Dataset items

────

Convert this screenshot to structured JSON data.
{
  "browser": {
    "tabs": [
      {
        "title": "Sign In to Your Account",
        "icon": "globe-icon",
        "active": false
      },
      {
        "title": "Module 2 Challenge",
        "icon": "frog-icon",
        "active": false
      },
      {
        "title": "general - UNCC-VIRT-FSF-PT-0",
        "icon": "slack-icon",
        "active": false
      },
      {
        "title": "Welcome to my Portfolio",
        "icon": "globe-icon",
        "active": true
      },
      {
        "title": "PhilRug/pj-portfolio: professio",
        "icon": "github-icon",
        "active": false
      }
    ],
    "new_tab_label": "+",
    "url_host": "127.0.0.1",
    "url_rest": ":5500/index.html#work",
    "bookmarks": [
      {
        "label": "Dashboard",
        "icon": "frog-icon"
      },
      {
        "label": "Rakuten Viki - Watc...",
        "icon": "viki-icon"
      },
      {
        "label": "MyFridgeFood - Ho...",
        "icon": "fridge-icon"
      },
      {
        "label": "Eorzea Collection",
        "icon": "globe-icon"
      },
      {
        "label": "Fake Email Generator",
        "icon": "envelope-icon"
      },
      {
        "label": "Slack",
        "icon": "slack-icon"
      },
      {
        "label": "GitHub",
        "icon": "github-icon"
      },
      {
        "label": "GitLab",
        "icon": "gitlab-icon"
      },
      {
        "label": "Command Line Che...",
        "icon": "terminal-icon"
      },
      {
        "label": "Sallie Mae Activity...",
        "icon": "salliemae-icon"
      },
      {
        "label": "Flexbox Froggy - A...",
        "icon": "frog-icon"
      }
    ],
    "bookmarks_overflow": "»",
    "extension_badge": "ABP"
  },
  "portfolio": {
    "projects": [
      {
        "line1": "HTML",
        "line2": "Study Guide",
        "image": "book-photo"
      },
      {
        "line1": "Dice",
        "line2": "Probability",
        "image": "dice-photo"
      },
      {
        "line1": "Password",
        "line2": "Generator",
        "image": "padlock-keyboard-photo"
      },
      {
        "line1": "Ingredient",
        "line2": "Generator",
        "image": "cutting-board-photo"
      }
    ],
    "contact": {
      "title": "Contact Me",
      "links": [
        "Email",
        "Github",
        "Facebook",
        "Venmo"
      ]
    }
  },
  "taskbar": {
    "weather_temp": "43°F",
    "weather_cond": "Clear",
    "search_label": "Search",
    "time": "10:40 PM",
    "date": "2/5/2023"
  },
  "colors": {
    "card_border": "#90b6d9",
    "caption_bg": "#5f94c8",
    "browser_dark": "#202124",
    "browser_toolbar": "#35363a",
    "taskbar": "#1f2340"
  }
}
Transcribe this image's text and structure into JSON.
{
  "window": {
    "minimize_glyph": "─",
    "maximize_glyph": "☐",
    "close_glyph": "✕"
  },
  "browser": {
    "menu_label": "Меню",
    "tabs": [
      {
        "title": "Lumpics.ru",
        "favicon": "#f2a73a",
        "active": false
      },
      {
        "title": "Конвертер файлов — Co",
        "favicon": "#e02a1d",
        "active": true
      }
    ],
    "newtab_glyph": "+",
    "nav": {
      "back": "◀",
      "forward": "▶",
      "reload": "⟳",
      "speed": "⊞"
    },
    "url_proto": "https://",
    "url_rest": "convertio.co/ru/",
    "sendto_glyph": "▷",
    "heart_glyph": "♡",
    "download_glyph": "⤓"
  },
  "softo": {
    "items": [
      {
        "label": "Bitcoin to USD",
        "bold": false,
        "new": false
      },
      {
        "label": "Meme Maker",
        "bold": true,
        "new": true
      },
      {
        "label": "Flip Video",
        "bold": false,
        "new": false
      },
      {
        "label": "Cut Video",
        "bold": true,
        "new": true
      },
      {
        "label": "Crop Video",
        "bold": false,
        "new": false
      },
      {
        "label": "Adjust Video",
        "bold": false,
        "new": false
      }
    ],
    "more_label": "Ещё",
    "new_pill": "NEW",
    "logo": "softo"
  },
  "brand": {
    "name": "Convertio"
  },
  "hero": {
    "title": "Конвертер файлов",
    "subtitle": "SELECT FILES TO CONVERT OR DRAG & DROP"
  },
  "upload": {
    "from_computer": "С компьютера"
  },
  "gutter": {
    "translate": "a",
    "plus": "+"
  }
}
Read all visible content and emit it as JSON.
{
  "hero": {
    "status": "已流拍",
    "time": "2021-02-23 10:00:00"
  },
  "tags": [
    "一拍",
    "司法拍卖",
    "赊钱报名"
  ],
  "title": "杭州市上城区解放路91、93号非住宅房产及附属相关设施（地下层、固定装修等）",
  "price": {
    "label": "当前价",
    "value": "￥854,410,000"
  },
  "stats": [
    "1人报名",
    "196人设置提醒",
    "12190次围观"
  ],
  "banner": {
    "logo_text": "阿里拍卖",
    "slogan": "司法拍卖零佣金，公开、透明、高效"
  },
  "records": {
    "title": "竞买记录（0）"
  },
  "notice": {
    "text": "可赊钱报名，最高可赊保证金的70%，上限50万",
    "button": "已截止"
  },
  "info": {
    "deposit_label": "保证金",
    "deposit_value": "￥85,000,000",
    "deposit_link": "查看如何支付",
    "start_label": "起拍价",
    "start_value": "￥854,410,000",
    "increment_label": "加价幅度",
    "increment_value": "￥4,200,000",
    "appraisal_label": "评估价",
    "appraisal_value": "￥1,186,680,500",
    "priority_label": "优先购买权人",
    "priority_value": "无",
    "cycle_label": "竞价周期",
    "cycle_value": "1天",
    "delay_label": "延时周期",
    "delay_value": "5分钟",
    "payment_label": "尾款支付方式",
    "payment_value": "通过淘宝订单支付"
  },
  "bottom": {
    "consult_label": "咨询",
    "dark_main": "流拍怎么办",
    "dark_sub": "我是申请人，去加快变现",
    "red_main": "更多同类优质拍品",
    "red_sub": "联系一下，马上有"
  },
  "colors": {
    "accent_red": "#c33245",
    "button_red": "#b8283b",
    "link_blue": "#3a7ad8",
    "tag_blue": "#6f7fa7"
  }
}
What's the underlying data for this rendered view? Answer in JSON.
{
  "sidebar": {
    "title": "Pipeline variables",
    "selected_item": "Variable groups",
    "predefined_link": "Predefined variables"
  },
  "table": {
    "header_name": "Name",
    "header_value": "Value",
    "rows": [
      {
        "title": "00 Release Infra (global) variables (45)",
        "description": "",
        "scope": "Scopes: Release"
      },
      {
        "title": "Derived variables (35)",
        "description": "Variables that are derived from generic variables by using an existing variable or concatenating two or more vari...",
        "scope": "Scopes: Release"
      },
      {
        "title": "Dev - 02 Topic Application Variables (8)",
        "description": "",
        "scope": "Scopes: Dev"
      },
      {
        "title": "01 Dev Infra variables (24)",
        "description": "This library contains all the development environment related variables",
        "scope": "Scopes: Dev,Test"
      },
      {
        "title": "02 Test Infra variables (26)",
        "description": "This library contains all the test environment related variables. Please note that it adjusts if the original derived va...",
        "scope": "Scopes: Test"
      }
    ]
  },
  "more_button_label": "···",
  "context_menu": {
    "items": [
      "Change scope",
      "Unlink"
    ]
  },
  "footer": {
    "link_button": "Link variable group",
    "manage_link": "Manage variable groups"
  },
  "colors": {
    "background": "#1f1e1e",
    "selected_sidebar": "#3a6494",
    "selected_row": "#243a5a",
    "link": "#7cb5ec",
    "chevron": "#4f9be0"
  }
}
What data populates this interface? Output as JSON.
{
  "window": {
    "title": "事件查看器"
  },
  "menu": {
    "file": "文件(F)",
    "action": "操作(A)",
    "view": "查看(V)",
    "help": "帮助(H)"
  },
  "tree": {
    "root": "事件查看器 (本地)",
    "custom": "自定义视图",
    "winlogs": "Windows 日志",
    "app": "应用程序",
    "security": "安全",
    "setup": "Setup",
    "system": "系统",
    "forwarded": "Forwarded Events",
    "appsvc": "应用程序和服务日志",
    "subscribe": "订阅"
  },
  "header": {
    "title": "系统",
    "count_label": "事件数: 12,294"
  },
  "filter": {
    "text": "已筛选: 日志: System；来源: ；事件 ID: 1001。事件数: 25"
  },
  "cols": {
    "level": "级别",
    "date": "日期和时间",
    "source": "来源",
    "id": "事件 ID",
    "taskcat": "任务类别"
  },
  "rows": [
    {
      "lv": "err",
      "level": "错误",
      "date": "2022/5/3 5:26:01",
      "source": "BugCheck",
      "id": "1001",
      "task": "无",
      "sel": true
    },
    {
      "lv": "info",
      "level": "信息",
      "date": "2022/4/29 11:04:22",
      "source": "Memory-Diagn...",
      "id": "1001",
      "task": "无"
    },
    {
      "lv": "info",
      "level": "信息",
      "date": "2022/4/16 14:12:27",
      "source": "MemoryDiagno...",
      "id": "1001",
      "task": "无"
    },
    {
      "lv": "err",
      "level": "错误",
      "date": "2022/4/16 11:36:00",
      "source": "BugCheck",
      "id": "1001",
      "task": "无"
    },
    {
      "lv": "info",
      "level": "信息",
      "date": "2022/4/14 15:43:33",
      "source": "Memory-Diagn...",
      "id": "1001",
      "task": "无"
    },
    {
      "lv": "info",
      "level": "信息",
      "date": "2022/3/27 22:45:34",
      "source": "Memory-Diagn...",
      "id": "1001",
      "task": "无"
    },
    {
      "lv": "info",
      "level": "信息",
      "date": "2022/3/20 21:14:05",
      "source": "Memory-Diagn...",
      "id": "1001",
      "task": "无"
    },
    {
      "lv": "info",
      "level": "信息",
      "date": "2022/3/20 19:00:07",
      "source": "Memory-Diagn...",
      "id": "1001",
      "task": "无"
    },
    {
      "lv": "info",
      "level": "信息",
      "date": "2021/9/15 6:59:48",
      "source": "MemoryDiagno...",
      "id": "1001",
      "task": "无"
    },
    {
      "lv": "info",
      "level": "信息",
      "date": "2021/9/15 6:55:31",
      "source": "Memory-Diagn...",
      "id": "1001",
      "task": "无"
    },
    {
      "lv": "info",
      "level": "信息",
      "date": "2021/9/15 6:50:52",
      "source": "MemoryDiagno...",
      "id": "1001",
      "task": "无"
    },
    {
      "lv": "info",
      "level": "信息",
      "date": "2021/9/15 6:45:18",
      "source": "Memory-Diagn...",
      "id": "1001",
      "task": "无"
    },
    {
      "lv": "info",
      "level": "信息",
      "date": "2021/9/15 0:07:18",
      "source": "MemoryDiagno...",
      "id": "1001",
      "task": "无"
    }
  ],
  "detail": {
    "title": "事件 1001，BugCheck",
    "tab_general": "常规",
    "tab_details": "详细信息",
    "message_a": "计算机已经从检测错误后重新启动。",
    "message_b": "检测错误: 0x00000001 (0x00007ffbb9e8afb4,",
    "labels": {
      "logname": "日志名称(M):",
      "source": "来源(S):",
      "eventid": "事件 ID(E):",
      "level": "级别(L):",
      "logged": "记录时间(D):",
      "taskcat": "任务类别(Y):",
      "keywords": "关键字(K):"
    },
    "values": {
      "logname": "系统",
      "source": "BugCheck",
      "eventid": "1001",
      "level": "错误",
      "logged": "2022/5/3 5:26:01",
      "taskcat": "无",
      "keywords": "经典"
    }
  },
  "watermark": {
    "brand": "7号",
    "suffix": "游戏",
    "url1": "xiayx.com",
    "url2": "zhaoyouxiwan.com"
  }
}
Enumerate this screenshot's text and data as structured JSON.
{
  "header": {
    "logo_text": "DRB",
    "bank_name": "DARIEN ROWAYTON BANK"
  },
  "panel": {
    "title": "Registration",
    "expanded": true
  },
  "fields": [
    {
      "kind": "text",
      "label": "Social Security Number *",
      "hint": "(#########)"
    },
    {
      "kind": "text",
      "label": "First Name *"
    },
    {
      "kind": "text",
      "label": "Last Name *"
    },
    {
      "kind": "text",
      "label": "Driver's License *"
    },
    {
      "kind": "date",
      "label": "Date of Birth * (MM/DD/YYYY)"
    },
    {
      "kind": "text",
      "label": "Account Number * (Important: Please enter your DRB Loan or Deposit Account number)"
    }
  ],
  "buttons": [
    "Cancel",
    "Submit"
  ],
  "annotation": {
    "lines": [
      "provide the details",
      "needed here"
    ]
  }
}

────

Instructions for the task » Determine how many lines in the records contain "structured", and reply with the number only.

Response below » 2